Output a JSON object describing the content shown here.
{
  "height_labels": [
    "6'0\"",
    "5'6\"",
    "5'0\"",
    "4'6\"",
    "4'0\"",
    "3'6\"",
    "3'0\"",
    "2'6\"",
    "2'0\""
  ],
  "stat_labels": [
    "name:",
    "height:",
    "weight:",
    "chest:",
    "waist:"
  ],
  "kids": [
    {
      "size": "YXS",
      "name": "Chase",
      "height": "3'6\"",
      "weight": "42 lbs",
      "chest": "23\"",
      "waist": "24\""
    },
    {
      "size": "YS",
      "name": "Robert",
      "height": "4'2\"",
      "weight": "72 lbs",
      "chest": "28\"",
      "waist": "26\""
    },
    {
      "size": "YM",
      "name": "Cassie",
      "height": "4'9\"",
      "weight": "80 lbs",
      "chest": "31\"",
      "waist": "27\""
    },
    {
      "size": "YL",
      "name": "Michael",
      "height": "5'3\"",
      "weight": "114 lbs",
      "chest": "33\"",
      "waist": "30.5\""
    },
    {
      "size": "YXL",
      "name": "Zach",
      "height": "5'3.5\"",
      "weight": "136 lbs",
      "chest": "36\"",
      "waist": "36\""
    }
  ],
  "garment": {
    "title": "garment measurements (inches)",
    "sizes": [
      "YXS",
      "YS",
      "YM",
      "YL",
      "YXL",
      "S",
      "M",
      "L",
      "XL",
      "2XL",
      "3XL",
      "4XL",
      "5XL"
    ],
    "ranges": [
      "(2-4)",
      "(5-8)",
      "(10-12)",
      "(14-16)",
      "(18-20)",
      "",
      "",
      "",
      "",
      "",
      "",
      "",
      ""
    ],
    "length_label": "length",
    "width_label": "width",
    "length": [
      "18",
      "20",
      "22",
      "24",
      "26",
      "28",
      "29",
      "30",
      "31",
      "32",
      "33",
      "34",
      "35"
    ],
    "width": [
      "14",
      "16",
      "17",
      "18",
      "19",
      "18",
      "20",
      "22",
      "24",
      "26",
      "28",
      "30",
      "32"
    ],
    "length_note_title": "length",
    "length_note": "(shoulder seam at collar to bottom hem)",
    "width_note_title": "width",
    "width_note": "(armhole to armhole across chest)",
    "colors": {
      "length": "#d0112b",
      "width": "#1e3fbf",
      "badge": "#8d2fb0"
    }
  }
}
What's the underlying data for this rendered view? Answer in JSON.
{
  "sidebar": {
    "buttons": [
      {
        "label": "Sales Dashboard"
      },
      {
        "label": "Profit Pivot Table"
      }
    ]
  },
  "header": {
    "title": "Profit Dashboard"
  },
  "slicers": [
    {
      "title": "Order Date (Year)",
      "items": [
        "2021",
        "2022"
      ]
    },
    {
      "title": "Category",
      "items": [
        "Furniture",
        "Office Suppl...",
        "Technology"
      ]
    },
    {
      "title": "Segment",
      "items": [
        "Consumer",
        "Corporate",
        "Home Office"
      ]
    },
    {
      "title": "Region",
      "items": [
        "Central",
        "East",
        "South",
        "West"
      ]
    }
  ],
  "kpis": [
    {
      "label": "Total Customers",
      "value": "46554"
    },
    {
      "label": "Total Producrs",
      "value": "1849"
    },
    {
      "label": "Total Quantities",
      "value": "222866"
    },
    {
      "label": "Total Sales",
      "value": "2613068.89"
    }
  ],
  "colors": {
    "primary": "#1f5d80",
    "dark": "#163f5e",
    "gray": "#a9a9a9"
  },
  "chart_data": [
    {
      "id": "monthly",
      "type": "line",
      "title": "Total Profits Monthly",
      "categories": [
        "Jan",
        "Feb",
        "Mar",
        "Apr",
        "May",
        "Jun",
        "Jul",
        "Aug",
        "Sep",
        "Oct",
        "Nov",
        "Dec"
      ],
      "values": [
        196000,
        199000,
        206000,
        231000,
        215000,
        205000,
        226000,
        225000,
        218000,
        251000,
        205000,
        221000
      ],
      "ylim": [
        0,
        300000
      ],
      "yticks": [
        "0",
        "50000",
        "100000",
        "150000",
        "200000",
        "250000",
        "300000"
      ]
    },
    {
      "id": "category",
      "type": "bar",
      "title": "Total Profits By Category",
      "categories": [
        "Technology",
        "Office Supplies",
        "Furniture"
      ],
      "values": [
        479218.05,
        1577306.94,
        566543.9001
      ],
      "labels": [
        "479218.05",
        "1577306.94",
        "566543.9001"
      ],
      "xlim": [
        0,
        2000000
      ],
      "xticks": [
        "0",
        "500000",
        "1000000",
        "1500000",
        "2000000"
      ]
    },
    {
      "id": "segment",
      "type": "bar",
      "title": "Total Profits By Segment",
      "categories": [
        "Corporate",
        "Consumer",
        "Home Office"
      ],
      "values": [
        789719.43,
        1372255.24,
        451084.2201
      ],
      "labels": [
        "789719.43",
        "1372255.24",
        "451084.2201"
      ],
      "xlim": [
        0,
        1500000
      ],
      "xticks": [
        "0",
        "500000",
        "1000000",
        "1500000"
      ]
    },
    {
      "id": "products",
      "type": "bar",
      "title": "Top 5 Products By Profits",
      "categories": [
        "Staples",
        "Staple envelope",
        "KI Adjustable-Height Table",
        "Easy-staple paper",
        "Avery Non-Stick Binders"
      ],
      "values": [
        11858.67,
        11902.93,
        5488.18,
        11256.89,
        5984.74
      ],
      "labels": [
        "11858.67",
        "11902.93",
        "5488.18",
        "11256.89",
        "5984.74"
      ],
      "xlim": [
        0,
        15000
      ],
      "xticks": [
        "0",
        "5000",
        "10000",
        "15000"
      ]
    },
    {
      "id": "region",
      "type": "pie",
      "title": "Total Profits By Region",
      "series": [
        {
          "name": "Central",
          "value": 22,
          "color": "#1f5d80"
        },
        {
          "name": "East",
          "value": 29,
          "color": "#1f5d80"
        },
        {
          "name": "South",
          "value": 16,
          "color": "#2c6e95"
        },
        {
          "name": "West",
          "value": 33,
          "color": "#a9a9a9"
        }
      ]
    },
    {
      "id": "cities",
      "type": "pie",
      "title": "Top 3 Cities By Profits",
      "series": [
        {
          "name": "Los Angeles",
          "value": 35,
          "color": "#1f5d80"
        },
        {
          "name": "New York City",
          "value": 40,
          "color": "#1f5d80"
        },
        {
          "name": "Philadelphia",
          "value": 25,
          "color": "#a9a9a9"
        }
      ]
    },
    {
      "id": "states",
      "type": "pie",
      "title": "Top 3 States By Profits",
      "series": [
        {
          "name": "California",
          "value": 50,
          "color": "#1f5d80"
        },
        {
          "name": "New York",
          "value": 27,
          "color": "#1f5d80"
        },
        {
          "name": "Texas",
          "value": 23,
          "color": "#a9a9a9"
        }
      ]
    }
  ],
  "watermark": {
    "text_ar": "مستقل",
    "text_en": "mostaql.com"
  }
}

-.-.-

Task directions =>
Quote every record above exactly.

Reply =>
Output a JSON object describing the content shown here.
{
  "height_labels": [
    "6'0\"",
    "5'6\"",
    "5'0\"",
    "4'6\"",
    "4'0\"",
    "3'6\"",
    "3'0\"",
    "2'6\"",
    "2'0\""
  ],
  "stat_labels": [
    "name:",
    "height:",
    "weight:",
    "chest:",
    "waist:"
  ],
  "kids": [
    {
      "size": "YXS",
      "name": "Chase",
      "height": "3'6\"",
      "weight": "42 lbs",
      "chest": "23\"",
      "waist": "24\""
    },
    {
      "size": "YS",
      "name": "Robert",
      "height": "4'2\"",
      "weight": "72 lbs",
      "chest": "28\"",
      "waist": "26\""
    },
    {
      "size": "YM",
      "name": "Cassie",
      "height": "4'9\"",
      "weight": "80 lbs",
      "chest": "31\"",
      "waist": "27\""
    },
    {
      "size": "YL",
      "name": "Michael",
      "height": "5'3\"",
      "weight": "114 lbs",
      "chest": "33\"",
      "waist": "30.5\""
    },
    {
      "size": "YXL",
      "name": "Zach",
      "height": "5'3.5\"",
      "weight": "136 lbs",
      "chest": "36\"",
      "waist": "36\""
    }
  ],
  "garment": {
    "title": "garment measurements (inches)",
    "sizes": [
      "YXS",
      "YS",
      "YM",
      "YL",
      "YXL",
      "S",
      "M",
      "L",
      "XL",
      "2XL",
      "3XL",
      "4XL",
      "5XL"
    ],
    "ranges": [
      "(2-4)",
      "(5-8)",
      "(10-12)",
      "(14-16)",
      "(18-20)",
      "",
      "",
      "",
      "",
      "",
      "",
      "",
      ""
    ],
    "length_label": "length",
    "width_label": "width",
    "length": [
      "18",
      "20",
      "22",
      "24",
      "26",
      "28",
      "29",
      "30",
      "31",
      "32",
      "33",
      "34",
      "35"
    ],
    "width": [
      "14",
      "16",
      "17",
      "18",
      "19",
      "18",
      "20",
      "22",
      "24",
      "26",
      "28",
      "30",
      "32"
    ],
    "length_note_title": "length",
    "length_note": "(shoulder seam at collar to bottom hem)",
    "width_note_title": "width",
    "width_note": "(armhole to armhole across chest)",
    "colors": {
      "length": "#d0112b",
      "width": "#1e3fbf",
      "badge": "#8d2fb0"
    }
  }
}
What's the underlying data for this rendered view? Answer in JSON.
{
  "sidebar": {
    "buttons": [
      {
        "label": "Sales Dashboard"
      },
      {
        "label": "Profit Pivot Table"
      }
    ]
  },
  "header": {
    "title": "Profit Dashboard"
  },
  "slicers": [
    {
      "title": "Order Date (Year)",
      "items": [
        "2021",
        "2022"
      ]
    },
    {
      "title": "Category",
      "items": [
        "Furniture",
        "Office Suppl...",
        "Technology"
      ]
    },
    {
      "title": "Segment",
      "items": [
        "Consumer",
        "Corporate",
        "Home Office"
      ]
    },
    {
      "title": "Region",
      "items": [
        "Central",
        "East",
        "South",
        "West"
      ]
    }
  ],
  "kpis": [
    {
      "label": "Total Customers",
      "value": "46554"
    },
    {
      "label": "Total Producrs",
      "value": "1849"
    },
    {
      "label": "Total Quantities",
      "value": "222866"
    },
    {
      "label": "Total Sales",
      "value": "2613068.89"
    }
  ],
  "colors": {
    "primary": "#1f5d80",
    "dark": "#163f5e",
    "gray": "#a9a9a9"
  },
  "chart_data": [
    {
      "id": "monthly",
      "type": "line",
      "title": "Total Profits Monthly",
      "categories": [
        "Jan",
        "Feb",
        "Mar",
        "Apr",
        "May",
        "Jun",
        "Jul",
        "Aug",
        "Sep",
        "Oct",
        "Nov",
        "Dec"
      ],
      "values": [
        196000,
        199000,
        206000,
        231000,
        215000,
        205000,
        226000,
        225000,
        218000,
        251000,
        205000,
        221000
      ],
      "ylim": [
        0,
        300000
      ],
      "yticks": [
        "0",
        "50000",
        "100000",
        "150000",
        "200000",
        "250000",
        "300000"
      ]
    },
    {
      "id": "category",
      "type": "bar",
      "title": "Total Profits By Category",
      "categories": [
        "Technology",
        "Office Supplies",
        "Furniture"
      ],
      "values": [
        479218.05,
        1577306.94,
        566543.9001
      ],
      "labels": [
        "479218.05",
        "1577306.94",
        "566543.9001"
      ],
      "xlim": [
        0,
        2000000
      ],
      "xticks": [
        "0",
        "500000",
        "1000000",
        "1500000",
        "2000000"
      ]
    },
    {
      "id": "segment",
      "type": "bar",
      "title": "Total Profits By Segment",
      "categories": [
        "Corporate",
        "Consumer",
        "Home Office"
      ],
      "values": [
        789719.43,
        1372255.24,
        451084.2201
      ],
      "labels": [
        "789719.43",
        "1372255.24",
        "451084.2201"
      ],
      "xlim": [
        0,
        1500000
      ],
      "xticks": [
        "0",
        "500000",
        "1000000",
        "1500000"
      ]
    },
    {
      "id": "products",
      "type": "bar",
      "title": "Top 5 Products By Profits",
      "categories": [
        "Staples",
        "Staple envelope",
        "KI Adjustable-Height Table",
        "Easy-staple paper",
        "Avery Non-Stick Binders"
      ],
      "values": [
        11858.67,
        11902.93,
        5488.18,
        11256.89,
        5984.74
      ],
      "labels": [
        "11858.67",
        "11902.93",
        "5488.18",
        "11256.89",
        "5984.74"
      ],
      "xlim": [
        0,
        15000
      ],
      "xticks": [
        "0",
        "5000",
        "10000",
        "15000"
      ]
    },
    {
      "id": "region",
      "type": "pie",
      "title": "Total Profits By Region",
      "series": [
        {
          "name": "Central",
          "value": 22,
          "color": "#1f5d80"
        },
        {
          "name": "East",
          "value": 29,
          "color": "#1f5d80"
        },
        {
          "name": "South",
          "value": 16,
          "color": "#2c6e95"
        },
        {
          "name": "West",
          "value": 33,
          "color": "#a9a9a9"
        }
      ]
    },
    {
      "id": "cities",
      "type": "pie",
      "title": "Top 3 Cities By Profits",
      "series": [
        {
          "name": "Los Angeles",
          "value": 35,
          "color": "#1f5d80"
        },
        {
          "name": "New York City",
          "value": 40,
          "color": "#1f5d80"
        },
        {
          "name": "Philadelphia",
          "value": 25,
          "color": "#a9a9a9"
        }
      ]
    },
    {
      "id": "states",
      "type": "pie",
      "title": "Top 3 States By Profits",
      "series": [
        {
          "name": "California",
          "value": 50,
          "color": "#1f5d80"
        },
        {
          "name": "New York",
          "value": 27,
          "color": "#1f5d80"
        },
        {
          "name": "Texas",
          "value": 23,
          "color": "#a9a9a9"
        }
      ]
    }
  ],
  "watermark": {
    "text_ar": "مستقل",
    "text_en": "mostaql.com"
  }
}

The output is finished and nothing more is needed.